> [Brief]: Return the stretch of the post on egg recipes from "I know I have" through "soup recipes easily.", copied word for word.

> [Provided passage]:

● ● ● ● ● ● ●

I know I have always allowed you to choose what February’s Month-of
food will be, but eggs have never been the top dog, and I really want to do
them! Back in the day, legend goes, a chef earned his toque at the end of
training by demonstrating he (because it was a he) could make eggs one hundred
ways. Thus the 100 pleats on old-time toques. So eggs it is! I only have to
show you 29 (Leap Year) egg tips and recipes. But there will be more than that,
as usual.
To reprise, I started doing the February Month-of food blogs in 2012
with soups. Loved the soups, hated how it filled my freezer! You can’t do small
soup recipes easily.
In 2013, I shared more than 28 chicken recipes with you. That was
more manageable for sure. Many chicken recipes can be adapted for one or two as
well as large groups.
In 2014, February was the month of appetizers. I love to throw
appetizer parties so that was an easy bunch of recipes to put together.

● ● ● ● ● ● ●

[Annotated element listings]

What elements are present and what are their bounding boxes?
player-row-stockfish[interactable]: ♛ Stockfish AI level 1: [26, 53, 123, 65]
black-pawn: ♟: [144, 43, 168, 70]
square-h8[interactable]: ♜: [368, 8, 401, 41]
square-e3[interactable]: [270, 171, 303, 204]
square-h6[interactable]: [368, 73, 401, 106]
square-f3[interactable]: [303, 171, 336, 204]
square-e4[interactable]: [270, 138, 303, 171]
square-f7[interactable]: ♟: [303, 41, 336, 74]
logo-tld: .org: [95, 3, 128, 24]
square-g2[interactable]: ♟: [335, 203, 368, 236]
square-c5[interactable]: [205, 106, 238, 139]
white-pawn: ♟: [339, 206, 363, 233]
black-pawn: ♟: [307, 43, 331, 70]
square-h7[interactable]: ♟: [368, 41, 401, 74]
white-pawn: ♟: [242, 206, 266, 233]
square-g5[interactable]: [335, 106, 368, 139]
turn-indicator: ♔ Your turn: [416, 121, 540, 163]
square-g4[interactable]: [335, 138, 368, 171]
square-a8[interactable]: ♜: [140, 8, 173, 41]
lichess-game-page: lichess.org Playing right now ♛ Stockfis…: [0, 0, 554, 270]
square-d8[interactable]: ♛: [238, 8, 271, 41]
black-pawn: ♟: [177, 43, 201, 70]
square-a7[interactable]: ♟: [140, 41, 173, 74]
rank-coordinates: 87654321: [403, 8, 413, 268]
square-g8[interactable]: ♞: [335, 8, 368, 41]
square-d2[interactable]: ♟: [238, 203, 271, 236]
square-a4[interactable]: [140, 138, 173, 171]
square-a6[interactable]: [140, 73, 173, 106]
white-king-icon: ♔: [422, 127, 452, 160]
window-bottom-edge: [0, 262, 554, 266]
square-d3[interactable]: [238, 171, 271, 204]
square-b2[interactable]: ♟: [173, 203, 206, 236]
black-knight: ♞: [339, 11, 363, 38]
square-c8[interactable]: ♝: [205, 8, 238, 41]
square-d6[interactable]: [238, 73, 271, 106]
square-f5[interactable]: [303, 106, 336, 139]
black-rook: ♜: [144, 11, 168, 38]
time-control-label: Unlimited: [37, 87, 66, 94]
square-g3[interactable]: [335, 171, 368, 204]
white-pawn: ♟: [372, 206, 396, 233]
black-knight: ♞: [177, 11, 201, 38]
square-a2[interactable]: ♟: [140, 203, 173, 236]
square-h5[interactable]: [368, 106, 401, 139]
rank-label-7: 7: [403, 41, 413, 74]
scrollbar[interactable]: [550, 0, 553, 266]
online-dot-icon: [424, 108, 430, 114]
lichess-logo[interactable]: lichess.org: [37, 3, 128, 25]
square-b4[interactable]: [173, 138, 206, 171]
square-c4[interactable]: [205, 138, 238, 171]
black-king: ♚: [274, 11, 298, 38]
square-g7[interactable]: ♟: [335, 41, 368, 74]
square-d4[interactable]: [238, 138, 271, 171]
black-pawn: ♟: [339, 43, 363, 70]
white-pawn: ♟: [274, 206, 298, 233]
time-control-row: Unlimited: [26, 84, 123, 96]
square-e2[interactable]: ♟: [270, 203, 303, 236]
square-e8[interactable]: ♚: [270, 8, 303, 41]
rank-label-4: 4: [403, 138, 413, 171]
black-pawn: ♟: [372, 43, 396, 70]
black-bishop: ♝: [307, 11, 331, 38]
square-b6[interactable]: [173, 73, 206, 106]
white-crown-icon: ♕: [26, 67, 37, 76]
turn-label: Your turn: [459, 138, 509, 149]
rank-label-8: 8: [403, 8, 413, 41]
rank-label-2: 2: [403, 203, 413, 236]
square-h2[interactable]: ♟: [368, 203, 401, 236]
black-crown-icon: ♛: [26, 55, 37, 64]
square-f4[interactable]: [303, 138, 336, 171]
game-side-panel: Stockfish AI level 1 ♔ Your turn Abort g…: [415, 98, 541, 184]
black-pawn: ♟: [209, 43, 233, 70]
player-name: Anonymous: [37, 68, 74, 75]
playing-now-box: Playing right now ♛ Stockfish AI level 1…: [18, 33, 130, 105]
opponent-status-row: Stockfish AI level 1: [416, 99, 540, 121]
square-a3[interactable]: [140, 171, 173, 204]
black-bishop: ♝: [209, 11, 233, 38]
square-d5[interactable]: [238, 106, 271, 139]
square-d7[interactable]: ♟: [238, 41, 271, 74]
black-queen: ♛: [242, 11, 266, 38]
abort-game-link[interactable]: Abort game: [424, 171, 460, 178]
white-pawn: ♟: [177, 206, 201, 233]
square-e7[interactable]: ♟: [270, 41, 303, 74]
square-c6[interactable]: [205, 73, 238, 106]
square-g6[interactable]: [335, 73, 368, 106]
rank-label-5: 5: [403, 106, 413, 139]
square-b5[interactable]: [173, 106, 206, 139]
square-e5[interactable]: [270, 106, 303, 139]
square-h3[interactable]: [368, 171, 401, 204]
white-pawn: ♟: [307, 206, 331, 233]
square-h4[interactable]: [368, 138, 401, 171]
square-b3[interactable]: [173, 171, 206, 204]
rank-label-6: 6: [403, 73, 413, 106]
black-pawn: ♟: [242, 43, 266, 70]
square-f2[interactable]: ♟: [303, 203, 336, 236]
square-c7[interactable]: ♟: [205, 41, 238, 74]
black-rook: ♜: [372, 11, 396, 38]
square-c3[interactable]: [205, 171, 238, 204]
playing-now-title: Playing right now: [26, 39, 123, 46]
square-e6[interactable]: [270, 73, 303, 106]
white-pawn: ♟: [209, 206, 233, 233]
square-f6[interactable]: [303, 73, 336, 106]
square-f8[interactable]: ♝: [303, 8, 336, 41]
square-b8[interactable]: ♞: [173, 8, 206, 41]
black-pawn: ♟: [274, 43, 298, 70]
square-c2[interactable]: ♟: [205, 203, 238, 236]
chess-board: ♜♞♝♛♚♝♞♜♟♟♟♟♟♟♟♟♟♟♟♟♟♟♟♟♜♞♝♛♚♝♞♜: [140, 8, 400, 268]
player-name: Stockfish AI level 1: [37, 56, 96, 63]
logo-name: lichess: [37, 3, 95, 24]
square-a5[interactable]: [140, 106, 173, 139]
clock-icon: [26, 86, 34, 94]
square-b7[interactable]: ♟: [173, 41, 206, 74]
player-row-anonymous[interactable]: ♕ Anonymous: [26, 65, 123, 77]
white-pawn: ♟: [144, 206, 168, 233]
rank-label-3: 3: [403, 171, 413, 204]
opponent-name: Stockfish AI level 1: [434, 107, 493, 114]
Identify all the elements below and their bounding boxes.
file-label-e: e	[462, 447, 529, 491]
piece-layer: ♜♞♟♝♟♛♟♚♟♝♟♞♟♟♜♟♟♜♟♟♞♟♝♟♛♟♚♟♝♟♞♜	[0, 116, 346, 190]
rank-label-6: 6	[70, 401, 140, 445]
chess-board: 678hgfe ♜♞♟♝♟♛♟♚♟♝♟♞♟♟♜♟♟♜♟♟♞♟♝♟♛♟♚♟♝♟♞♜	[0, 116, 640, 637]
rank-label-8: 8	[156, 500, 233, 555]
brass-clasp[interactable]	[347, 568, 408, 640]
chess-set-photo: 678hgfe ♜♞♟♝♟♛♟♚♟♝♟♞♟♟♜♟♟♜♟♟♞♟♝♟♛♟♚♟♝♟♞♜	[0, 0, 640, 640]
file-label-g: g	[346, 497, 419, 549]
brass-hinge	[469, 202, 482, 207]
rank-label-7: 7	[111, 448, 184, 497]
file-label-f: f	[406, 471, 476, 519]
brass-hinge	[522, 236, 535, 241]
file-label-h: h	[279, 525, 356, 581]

● ● ● ● ● ● ●

> [Task solution]:
I know I have always allowed you to choose what February’s Month-of
food will be, but eggs have never been the top dog, and I really want to do
them! Back in the day, legend goes, a chef earned his toque at the end of
training by demonstrating he (because it was a he) could make eggs one hundred
ways. Thus the 100 pleats on old-time toques. So eggs it is! I only have to
show you 29 (Leap Year) egg tips and recipes. But there will be more than that,
as usual.
To reprise, I started doing the February Month-of food blogs in 2012
with soups. Loved the soups, hated how it filled my freezer! You can’t do small
soup recipes easily.